_Requirement_:
Within the data below, state how many lines contain the string "JSON". Provide the number only.
▬▬▬▬▬▬
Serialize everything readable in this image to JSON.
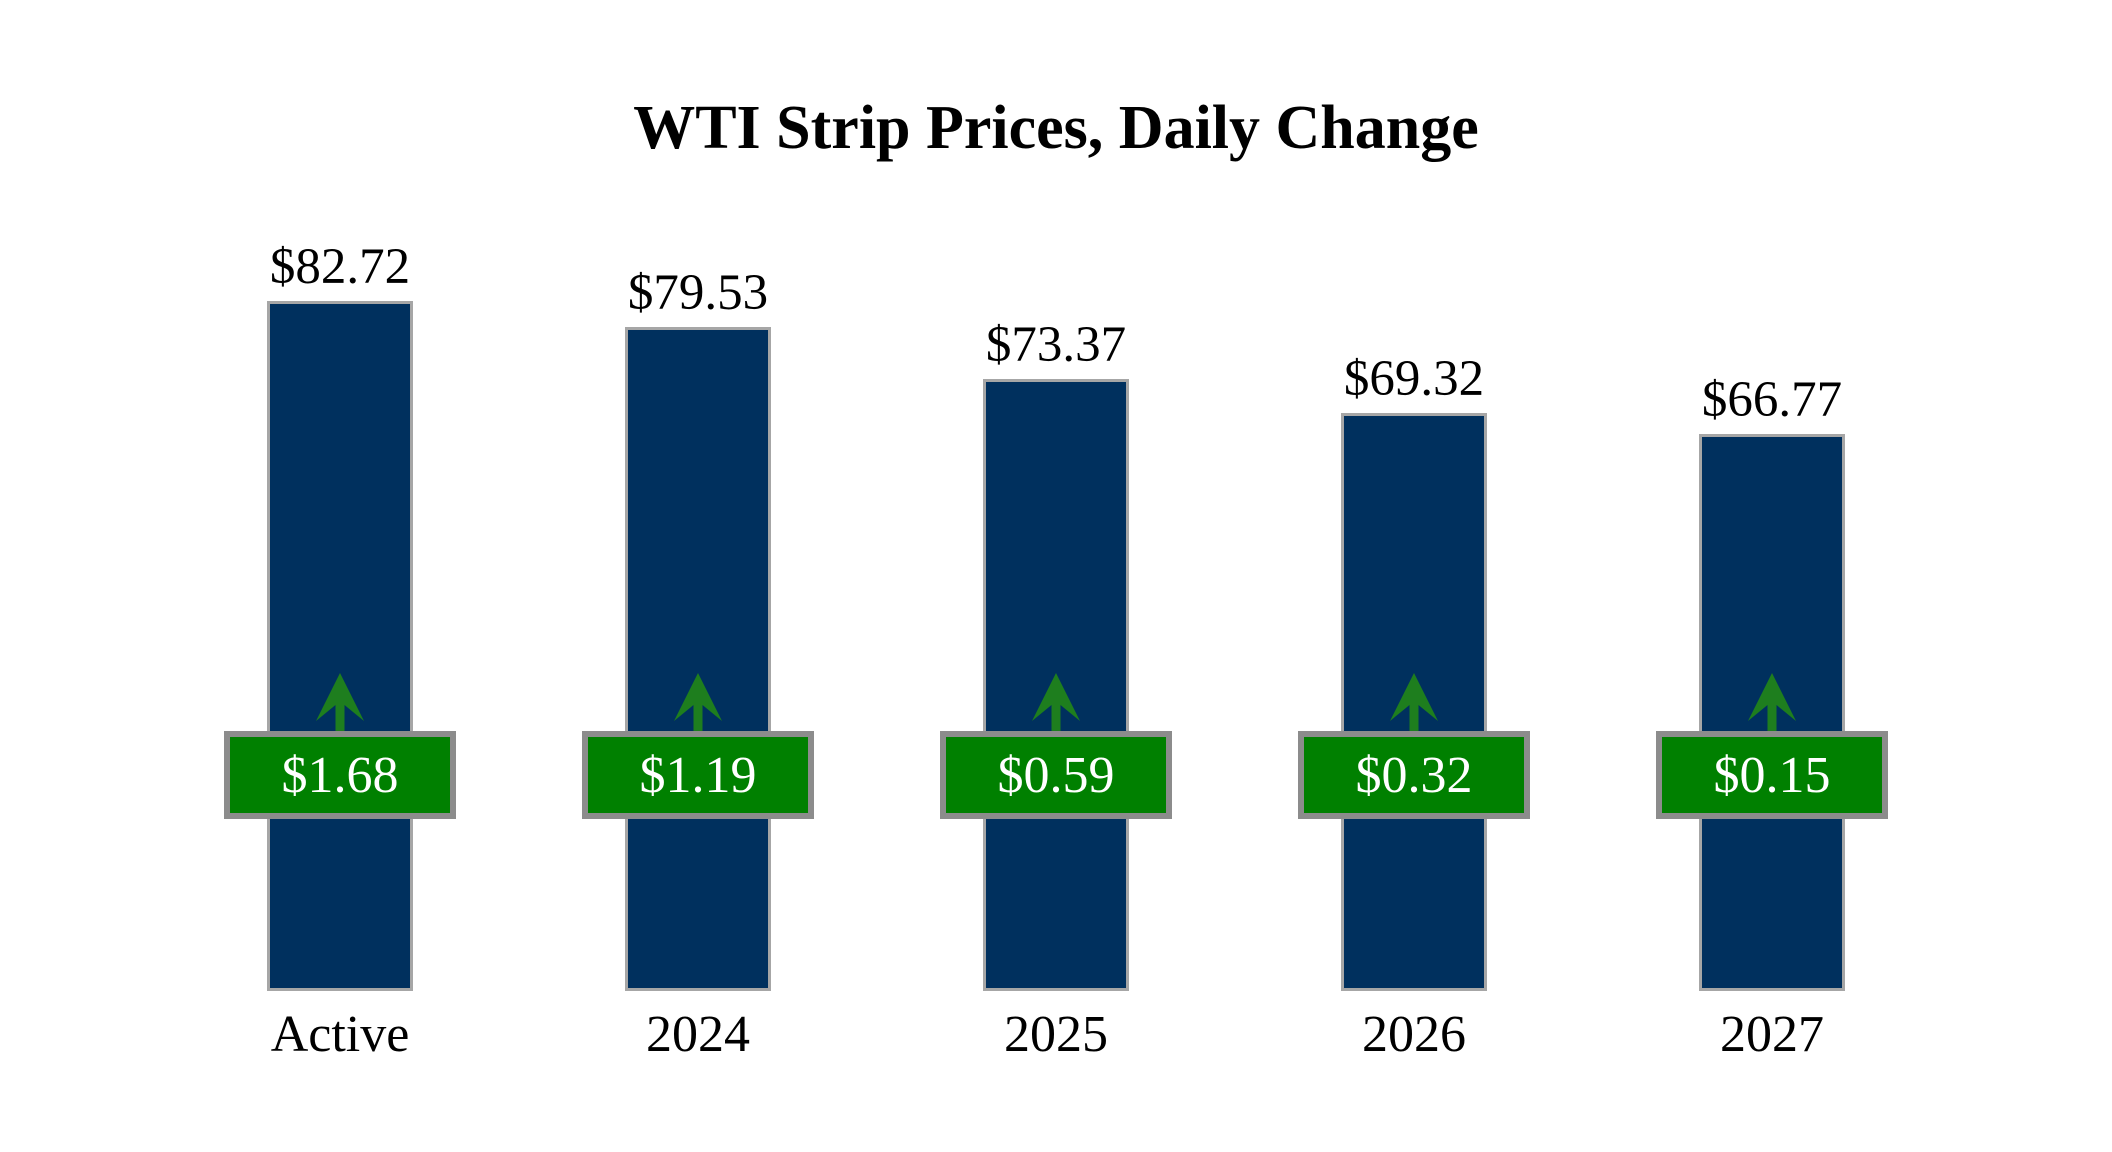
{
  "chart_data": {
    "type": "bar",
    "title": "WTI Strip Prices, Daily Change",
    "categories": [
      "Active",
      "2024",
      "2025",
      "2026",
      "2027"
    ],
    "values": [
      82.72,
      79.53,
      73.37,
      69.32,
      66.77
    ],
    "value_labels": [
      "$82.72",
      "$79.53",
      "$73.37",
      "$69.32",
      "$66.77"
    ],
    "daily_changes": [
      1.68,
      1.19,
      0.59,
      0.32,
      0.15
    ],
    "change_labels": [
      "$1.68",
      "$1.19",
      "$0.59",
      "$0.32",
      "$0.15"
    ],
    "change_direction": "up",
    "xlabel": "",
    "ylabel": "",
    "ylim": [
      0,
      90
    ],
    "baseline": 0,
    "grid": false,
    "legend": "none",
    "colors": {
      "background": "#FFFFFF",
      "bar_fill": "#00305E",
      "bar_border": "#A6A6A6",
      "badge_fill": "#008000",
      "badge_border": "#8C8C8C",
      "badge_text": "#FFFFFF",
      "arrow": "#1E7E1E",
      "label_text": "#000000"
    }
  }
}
▬▬▬▬▬▬
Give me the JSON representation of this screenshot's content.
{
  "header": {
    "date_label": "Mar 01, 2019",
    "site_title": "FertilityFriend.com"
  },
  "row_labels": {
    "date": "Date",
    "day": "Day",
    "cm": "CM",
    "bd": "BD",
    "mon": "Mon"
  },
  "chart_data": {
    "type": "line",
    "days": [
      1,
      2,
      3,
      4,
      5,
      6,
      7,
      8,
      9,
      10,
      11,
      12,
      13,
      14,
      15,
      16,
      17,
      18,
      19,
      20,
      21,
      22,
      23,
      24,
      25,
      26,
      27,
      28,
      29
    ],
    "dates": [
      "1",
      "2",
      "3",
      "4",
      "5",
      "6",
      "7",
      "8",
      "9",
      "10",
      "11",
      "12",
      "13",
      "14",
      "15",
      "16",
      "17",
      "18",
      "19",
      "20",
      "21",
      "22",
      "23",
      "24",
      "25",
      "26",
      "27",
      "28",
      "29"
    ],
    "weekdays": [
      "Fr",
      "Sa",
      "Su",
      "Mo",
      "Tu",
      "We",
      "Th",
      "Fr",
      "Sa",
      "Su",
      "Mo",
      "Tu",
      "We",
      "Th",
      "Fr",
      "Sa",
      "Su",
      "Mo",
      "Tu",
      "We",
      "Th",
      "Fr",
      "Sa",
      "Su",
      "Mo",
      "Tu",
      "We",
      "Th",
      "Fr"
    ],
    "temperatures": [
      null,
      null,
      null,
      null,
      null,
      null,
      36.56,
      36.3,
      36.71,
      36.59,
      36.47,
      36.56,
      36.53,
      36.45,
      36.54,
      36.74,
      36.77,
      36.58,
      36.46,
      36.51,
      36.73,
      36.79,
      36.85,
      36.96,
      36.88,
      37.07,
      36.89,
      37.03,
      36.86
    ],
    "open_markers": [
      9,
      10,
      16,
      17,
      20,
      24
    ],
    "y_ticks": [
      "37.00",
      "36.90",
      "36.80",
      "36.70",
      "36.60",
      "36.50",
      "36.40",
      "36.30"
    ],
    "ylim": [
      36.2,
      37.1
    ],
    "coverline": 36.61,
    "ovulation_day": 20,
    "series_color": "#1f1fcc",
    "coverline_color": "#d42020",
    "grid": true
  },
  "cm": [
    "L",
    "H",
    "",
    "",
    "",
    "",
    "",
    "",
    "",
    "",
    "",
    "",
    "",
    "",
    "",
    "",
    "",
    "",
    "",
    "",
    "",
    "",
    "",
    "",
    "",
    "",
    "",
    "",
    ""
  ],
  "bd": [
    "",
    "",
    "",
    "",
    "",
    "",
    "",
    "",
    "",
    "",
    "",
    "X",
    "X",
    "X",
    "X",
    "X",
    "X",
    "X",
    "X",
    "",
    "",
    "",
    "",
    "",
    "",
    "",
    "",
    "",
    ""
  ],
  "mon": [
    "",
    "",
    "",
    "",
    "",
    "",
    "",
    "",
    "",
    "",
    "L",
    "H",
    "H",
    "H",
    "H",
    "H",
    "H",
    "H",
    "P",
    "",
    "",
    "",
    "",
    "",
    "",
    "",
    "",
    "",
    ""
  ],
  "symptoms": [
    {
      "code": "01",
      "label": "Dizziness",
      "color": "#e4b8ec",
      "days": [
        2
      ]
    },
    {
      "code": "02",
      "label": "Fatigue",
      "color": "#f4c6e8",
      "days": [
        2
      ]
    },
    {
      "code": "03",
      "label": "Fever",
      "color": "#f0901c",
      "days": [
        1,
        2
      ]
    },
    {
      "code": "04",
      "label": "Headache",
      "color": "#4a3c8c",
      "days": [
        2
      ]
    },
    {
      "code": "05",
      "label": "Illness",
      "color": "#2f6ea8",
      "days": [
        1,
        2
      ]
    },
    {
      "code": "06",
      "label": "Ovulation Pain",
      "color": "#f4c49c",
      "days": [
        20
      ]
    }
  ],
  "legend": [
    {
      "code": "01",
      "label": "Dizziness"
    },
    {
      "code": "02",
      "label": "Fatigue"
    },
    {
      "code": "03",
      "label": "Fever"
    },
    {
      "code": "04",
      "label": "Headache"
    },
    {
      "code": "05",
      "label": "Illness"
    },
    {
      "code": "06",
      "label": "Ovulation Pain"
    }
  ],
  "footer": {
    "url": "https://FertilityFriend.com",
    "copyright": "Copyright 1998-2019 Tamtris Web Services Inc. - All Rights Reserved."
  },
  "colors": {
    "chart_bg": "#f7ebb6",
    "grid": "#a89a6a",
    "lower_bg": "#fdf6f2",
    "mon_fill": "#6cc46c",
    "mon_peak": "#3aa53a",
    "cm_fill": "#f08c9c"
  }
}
▬▬▬▬▬▬
_Solution to this task_:
2